**WORK REQUIRED**
Verbatim output of all the material below is required.

**MATERIAL SUPPLIED**

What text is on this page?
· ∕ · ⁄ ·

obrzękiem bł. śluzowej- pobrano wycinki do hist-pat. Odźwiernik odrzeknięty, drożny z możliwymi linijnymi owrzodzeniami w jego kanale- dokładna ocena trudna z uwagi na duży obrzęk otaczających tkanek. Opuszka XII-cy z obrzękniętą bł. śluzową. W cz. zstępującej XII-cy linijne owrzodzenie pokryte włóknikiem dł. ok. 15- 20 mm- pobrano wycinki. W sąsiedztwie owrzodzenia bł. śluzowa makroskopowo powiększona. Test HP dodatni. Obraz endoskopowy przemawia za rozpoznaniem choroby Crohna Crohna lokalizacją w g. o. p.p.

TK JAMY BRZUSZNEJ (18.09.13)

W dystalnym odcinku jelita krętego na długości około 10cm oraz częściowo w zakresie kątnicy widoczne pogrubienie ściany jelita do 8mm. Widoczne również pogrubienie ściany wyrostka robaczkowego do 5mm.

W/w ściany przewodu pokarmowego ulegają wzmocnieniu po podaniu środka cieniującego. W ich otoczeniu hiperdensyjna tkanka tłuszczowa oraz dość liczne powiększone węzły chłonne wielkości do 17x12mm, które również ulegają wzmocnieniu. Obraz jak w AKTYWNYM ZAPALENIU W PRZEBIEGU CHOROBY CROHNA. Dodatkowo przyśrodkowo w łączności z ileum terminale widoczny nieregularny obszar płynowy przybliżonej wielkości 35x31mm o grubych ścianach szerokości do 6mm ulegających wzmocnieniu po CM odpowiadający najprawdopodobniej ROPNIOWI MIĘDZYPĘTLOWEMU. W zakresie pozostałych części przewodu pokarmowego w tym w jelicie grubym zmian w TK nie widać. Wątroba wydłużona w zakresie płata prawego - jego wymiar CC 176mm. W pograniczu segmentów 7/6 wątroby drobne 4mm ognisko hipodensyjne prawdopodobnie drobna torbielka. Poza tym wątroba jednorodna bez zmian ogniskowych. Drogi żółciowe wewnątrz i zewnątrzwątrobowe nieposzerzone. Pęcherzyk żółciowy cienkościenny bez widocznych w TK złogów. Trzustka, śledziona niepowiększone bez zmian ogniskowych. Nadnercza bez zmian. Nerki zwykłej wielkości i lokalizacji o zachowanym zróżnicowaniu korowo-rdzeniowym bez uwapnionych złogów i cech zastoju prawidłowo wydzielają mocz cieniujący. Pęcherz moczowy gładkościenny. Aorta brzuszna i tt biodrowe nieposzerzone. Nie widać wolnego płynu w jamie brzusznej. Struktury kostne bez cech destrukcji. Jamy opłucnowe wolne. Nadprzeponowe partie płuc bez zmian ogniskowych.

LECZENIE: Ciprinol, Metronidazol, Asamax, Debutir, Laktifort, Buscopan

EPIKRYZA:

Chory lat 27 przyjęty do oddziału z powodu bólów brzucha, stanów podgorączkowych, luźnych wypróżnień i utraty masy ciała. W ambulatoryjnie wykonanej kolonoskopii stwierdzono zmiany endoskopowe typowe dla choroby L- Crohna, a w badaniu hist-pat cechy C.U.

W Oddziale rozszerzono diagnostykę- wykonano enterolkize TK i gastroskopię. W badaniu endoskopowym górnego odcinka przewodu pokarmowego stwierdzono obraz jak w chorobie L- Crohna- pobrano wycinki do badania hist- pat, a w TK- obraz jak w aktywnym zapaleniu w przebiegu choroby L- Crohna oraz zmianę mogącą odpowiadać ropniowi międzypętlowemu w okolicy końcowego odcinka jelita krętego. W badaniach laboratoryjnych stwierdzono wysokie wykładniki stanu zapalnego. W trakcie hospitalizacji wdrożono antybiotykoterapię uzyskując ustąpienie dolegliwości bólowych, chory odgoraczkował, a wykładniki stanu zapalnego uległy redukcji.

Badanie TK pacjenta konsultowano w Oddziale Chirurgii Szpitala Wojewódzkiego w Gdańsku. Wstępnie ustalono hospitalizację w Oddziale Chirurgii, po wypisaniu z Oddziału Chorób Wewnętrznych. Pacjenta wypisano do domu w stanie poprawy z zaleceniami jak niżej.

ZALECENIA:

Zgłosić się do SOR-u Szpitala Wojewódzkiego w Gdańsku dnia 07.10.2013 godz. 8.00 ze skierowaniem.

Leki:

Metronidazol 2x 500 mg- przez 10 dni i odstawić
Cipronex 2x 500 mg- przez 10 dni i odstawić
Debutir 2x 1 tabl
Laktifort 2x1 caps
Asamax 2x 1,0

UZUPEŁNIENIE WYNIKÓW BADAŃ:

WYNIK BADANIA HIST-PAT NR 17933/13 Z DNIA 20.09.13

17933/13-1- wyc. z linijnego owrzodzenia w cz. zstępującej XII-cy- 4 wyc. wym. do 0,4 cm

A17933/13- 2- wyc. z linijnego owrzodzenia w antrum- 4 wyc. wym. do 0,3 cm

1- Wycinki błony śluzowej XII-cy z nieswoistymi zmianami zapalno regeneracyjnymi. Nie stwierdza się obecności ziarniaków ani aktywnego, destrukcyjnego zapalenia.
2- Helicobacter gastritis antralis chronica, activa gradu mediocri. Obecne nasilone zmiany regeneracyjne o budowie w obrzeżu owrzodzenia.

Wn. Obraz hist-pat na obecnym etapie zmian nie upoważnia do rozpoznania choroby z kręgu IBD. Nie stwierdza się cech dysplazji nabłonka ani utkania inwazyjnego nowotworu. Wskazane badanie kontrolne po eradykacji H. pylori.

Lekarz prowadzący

**ANSWER IN FULL**
What text is on this page?
· ∕ · ⁄ ·

obrzękiem bł. śluzowej- pobrano wycinki do hist-pat. Odźwiernik odrzeknięty, drożny z możliwymi linijnymi owrzodzeniami w jego kanale- dokładna ocena trudna z uwagi na duży obrzęk otaczających tkanek. Opuszka XII-cy z obrzękniętą bł. śluzową. W cz. zstępującej XII-cy linijne owrzodzenie pokryte włóknikiem dł. ok. 15- 20 mm- pobrano wycinki. W sąsiedztwie owrzodzenia bł. śluzowa makroskopowo powiększona. Test HP dodatni. Obraz endoskopowy przemawia za rozpoznaniem choroby Crohna Crohna lokalizacją w g. o. p.p.

TK JAMY BRZUSZNEJ (18.09.13)

W dystalnym odcinku jelita krętego na długości około 10cm oraz częściowo w zakresie kątnicy widoczne pogrubienie ściany jelita do 8mm. Widoczne również pogrubienie ściany wyrostka robaczkowego do 5mm.

W/w ściany przewodu pokarmowego ulegają wzmocnieniu po podaniu środka cieniującego. W ich otoczeniu hiperdensyjna tkanka tłuszczowa oraz dość liczne powiększone węzły chłonne wielkości do 17x12mm, które również ulegają wzmocnieniu. Obraz jak w AKTYWNYM ZAPALENIU W PRZEBIEGU CHOROBY CROHNA. Dodatkowo przyśrodkowo w łączności z ileum terminale widoczny nieregularny obszar płynowy przybliżonej wielkości 35x31mm o grubych ścianach szerokości do 6mm ulegających wzmocnieniu po CM odpowiadający najprawdopodobniej ROPNIOWI MIĘDZYPĘTLOWEMU. W zakresie pozostałych części przewodu pokarmowego w tym w jelicie grubym zmian w TK nie widać. Wątroba wydłużona w zakresie płata prawego - jego wymiar CC 176mm. W pograniczu segmentów 7/6 wątroby drobne 4mm ognisko hipodensyjne prawdopodobnie drobna torbielka. Poza tym wątroba jednorodna bez zmian ogniskowych. Drogi żółciowe wewnątrz i zewnątrzwątrobowe nieposzerzone. Pęcherzyk żółciowy cienkościenny bez widocznych w TK złogów. Trzustka, śledziona niepowiększone bez zmian ogniskowych. Nadnercza bez zmian. Nerki zwykłej wielkości i lokalizacji o zachowanym zróżnicowaniu korowo-rdzeniowym bez uwapnionych złogów i cech zastoju prawidłowo wydzielają mocz cieniujący. Pęcherz moczowy gładkościenny. Aorta brzuszna i tt biodrowe nieposzerzone. Nie widać wolnego płynu w jamie brzusznej. Struktury kostne bez cech destrukcji. Jamy opłucnowe wolne. Nadprzeponowe partie płuc bez zmian ogniskowych.

LECZENIE: Ciprinol, Metronidazol, Asamax, Debutir, Laktifort, Buscopan

EPIKRYZA:

Chory lat 27 przyjęty do oddziału z powodu bólów brzucha, stanów podgorączkowych, luźnych wypróżnień i utraty masy ciała. W ambulatoryjnie wykonanej kolonoskopii stwierdzono zmiany endoskopowe typowe dla choroby L- Crohna, a w badaniu hist-pat cechy C.U.

W Oddziale rozszerzono diagnostykę- wykonano enterolkize TK i gastroskopię. W badaniu endoskopowym górnego odcinka przewodu pokarmowego stwierdzono obraz jak w chorobie L- Crohna- pobrano wycinki do badania hist- pat, a w TK- obraz jak w aktywnym zapaleniu w przebiegu choroby L- Crohna oraz zmianę mogącą odpowiadać ropniowi międzypętlowemu w okolicy końcowego odcinka jelita krętego. W badaniach laboratoryjnych stwierdzono wysokie wykładniki stanu zapalnego. W trakcie hospitalizacji wdrożono antybiotykoterapię uzyskując ustąpienie dolegliwości bólowych, chory odgoraczkował, a wykładniki stanu zapalnego uległy redukcji.

Badanie TK pacjenta konsultowano w Oddziale Chirurgii Szpitala Wojewódzkiego w Gdańsku. Wstępnie ustalono hospitalizację w Oddziale Chirurgii, po wypisaniu z Oddziału Chorób Wewnętrznych. Pacjenta wypisano do domu w stanie poprawy z zaleceniami jak niżej.

ZALECENIA:

Zgłosić się do SOR-u Szpitala Wojewódzkiego w Gdańsku dnia 07.10.2013 godz. 8.00 ze skierowaniem.

Leki:

Metronidazol 2x 500 mg- przez 10 dni i odstawić
Cipronex 2x 500 mg- przez 10 dni i odstawić
Debutir 2x 1 tabl
Laktifort 2x1 caps
Asamax 2x 1,0

UZUPEŁNIENIE WYNIKÓW BADAŃ:

WYNIK BADANIA HIST-PAT NR 17933/13 Z DNIA 20.09.13

17933/13-1- wyc. z linijnego owrzodzenia w cz. zstępującej XII-cy- 4 wyc. wym. do 0,4 cm

A17933/13- 2- wyc. z linijnego owrzodzenia w antrum- 4 wyc. wym. do 0,3 cm

1- Wycinki błony śluzowej XII-cy z nieswoistymi zmianami zapalno regeneracyjnymi. Nie stwierdza się obecności ziarniaków ani aktywnego, destrukcyjnego zapalenia.
2- Helicobacter gastritis antralis chronica, activa gradu mediocri. Obecne nasilone zmiany regeneracyjne o budowie w obrzeżu owrzodzenia.

Wn. Obraz hist-pat na obecnym etapie zmian nie upoważnia do rozpoznania choroby z kręgu IBD. Nie stwierdza się cech dysplazji nabłonka ani utkania inwazyjnego nowotworu. Wskazane badanie kontrolne po eradykacji H. pylori.

Lekarz prowadzący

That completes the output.